(WHAT NEEDS TO BE DONE): Output all lines exactly.

+ + + + + + +

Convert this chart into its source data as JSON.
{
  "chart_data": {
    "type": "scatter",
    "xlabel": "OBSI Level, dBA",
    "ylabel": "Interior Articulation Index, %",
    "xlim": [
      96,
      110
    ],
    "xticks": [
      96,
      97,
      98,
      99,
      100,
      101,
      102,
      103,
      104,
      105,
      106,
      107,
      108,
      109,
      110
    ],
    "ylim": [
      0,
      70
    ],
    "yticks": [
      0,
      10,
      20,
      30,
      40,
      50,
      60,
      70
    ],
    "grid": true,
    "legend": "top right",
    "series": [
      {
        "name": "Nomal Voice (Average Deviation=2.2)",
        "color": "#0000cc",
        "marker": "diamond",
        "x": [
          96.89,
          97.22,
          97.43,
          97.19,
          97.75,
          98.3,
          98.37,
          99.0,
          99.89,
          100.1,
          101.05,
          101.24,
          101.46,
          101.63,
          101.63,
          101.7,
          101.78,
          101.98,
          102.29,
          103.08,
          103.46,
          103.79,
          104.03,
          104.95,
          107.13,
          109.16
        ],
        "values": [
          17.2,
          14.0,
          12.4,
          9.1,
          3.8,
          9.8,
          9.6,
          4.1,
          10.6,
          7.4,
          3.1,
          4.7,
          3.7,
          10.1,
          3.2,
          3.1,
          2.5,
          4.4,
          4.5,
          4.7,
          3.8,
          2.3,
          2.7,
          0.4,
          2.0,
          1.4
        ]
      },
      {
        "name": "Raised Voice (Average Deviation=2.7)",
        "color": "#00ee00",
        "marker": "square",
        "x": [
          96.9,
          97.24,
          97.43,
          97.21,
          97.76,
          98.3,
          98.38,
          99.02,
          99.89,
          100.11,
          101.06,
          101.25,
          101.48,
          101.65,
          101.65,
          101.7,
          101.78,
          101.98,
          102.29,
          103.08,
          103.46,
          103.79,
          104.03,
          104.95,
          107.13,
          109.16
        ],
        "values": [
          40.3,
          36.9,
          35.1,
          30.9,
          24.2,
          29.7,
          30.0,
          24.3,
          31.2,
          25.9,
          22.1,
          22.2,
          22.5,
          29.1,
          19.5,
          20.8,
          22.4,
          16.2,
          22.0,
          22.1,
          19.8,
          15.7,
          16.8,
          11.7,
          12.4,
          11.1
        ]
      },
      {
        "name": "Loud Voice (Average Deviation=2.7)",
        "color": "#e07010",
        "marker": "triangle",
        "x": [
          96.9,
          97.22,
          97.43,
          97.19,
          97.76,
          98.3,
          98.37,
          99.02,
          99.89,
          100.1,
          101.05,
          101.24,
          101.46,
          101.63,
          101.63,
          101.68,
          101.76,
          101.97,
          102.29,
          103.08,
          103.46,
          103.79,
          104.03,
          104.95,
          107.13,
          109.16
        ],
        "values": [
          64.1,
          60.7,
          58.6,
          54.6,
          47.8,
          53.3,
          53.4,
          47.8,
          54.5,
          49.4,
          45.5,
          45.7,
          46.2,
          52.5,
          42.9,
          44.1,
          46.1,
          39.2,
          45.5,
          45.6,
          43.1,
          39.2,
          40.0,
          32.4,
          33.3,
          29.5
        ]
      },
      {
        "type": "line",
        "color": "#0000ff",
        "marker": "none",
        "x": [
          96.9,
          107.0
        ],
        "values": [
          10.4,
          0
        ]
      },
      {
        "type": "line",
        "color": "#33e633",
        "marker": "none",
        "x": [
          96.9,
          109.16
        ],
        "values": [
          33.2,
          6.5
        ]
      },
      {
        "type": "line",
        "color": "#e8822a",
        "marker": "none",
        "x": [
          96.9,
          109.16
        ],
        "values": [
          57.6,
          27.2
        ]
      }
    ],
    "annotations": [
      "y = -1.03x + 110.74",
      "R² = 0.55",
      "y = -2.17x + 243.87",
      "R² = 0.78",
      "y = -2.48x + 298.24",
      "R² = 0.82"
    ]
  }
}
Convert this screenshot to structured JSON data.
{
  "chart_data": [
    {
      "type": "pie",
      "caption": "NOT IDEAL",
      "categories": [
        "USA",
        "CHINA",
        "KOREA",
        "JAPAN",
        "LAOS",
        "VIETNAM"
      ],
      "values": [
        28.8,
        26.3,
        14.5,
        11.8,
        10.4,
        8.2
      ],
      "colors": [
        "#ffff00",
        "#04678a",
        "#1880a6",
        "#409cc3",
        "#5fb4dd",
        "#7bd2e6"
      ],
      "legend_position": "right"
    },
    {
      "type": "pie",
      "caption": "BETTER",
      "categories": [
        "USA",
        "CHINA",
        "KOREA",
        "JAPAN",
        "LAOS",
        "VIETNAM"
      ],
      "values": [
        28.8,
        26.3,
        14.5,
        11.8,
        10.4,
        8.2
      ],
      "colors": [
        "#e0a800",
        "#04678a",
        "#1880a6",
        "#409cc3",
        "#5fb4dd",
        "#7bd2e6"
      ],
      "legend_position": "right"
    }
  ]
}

+ + + + + + +

(OUTPUT OF THE TASK):
Convert this chart into its source data as JSON.
{
  "chart_data": {
    "type": "scatter",
    "xlabel": "OBSI Level, dBA",
    "ylabel": "Interior Articulation Index, %",
    "xlim": [
      96,
      110
    ],
    "xticks": [
      96,
      97,
      98,
      99,
      100,
      101,
      102,
      103,
      104,
      105,
      106,
      107,
      108,
      109,
      110
    ],
    "ylim": [
      0,
      70
    ],
    "yticks": [
      0,
      10,
      20,
      30,
      40,
      50,
      60,
      70
    ],
    "grid": true,
    "legend": "top right",
    "series": [
      {
        "name": "Nomal Voice (Average Deviation=2.2)",
        "color": "#0000cc",
        "marker": "diamond",
        "x": [
          96.89,
          97.22,
          97.43,
          97.19,
          97.75,
          98.3,
          98.37,
          99.0,
          99.89,
          100.1,
          101.05,
          101.24,
          101.46,
          101.63,
          101.63,
          101.7,
          101.78,
          101.98,
          102.29,
          103.08,
          103.46,
          103.79,
          104.03,
          104.95,
          107.13,
          109.16
        ],
        "values": [
          17.2,
          14.0,
          12.4,
          9.1,
          3.8,
          9.8,
          9.6,
          4.1,
          10.6,
          7.4,
          3.1,
          4.7,
          3.7,
          10.1,
          3.2,
          3.1,
          2.5,
          4.4,
          4.5,
          4.7,
          3.8,
          2.3,
          2.7,
          0.4,
          2.0,
          1.4
        ]
      },
      {
        "name": "Raised Voice (Average Deviation=2.7)",
        "color": "#00ee00",
        "marker": "square",
        "x": [
          96.9,
          97.24,
          97.43,
          97.21,
          97.76,
          98.3,
          98.38,
          99.02,
          99.89,
          100.11,
          101.06,
          101.25,
          101.48,
          101.65,
          101.65,
          101.7,
          101.78,
          101.98,
          102.29,
          103.08,
          103.46,
          103.79,
          104.03,
          104.95,
          107.13,
          109.16
        ],
        "values": [
          40.3,
          36.9,
          35.1,
          30.9,
          24.2,
          29.7,
          30.0,
          24.3,
          31.2,
          25.9,
          22.1,
          22.2,
          22.5,
          29.1,
          19.5,
          20.8,
          22.4,
          16.2,
          22.0,
          22.1,
          19.8,
          15.7,
          16.8,
          11.7,
          12.4,
          11.1
        ]
      },
      {
        "name": "Loud Voice (Average Deviation=2.7)",
        "color": "#e07010",
        "marker": "triangle",
        "x": [
          96.9,
          97.22,
          97.43,
          97.19,
          97.76,
          98.3,
          98.37,
          99.02,
          99.89,
          100.1,
          101.05,
          101.24,
          101.46,
          101.63,
          101.63,
          101.68,
          101.76,
          101.97,
          102.29,
          103.08,
          103.46,
          103.79,
          104.03,
          104.95,
          107.13,
          109.16
        ],
        "values": [
          64.1,
          60.7,
          58.6,
          54.6,
          47.8,
          53.3,
          53.4,
          47.8,
          54.5,
          49.4,
          45.5,
          45.7,
          46.2,
          52.5,
          42.9,
          44.1,
          46.1,
          39.2,
          45.5,
          45.6,
          43.1,
          39.2,
          40.0,
          32.4,
          33.3,
          29.5
        ]
      },
      {
        "type": "line",
        "color": "#0000ff",
        "marker": "none",
        "x": [
          96.9,
          107.0
        ],
        "values": [
          10.4,
          0
        ]
      },
      {
        "type": "line",
        "color": "#33e633",
        "marker": "none",
        "x": [
          96.9,
          109.16
        ],
        "values": [
          33.2,
          6.5
        ]
      },
      {
        "type": "line",
        "color": "#e8822a",
        "marker": "none",
        "x": [
          96.9,
          109.16
        ],
        "values": [
          57.6,
          27.2
        ]
      }
    ],
    "annotations": [
      "y = -1.03x + 110.74",
      "R² = 0.55",
      "y = -2.17x + 243.87",
      "R² = 0.78",
      "y = -2.48x + 298.24",
      "R² = 0.82"
    ]
  }
}
Convert this screenshot to structured JSON data.
{
  "chart_data": [
    {
      "type": "pie",
      "caption": "NOT IDEAL",
      "categories": [
        "USA",
        "CHINA",
        "KOREA",
        "JAPAN",
        "LAOS",
        "VIETNAM"
      ],
      "values": [
        28.8,
        26.3,
        14.5,
        11.8,
        10.4,
        8.2
      ],
      "colors": [
        "#ffff00",
        "#04678a",
        "#1880a6",
        "#409cc3",
        "#5fb4dd",
        "#7bd2e6"
      ],
      "legend_position": "right"
    },
    {
      "type": "pie",
      "caption": "BETTER",
      "categories": [
        "USA",
        "CHINA",
        "KOREA",
        "JAPAN",
        "LAOS",
        "VIETNAM"
      ],
      "values": [
        28.8,
        26.3,
        14.5,
        11.8,
        10.4,
        8.2
      ],
      "colors": [
        "#e0a800",
        "#04678a",
        "#1880a6",
        "#409cc3",
        "#5fb4dd",
        "#7bd2e6"
      ],
      "legend_position": "right"
    }
  ]
}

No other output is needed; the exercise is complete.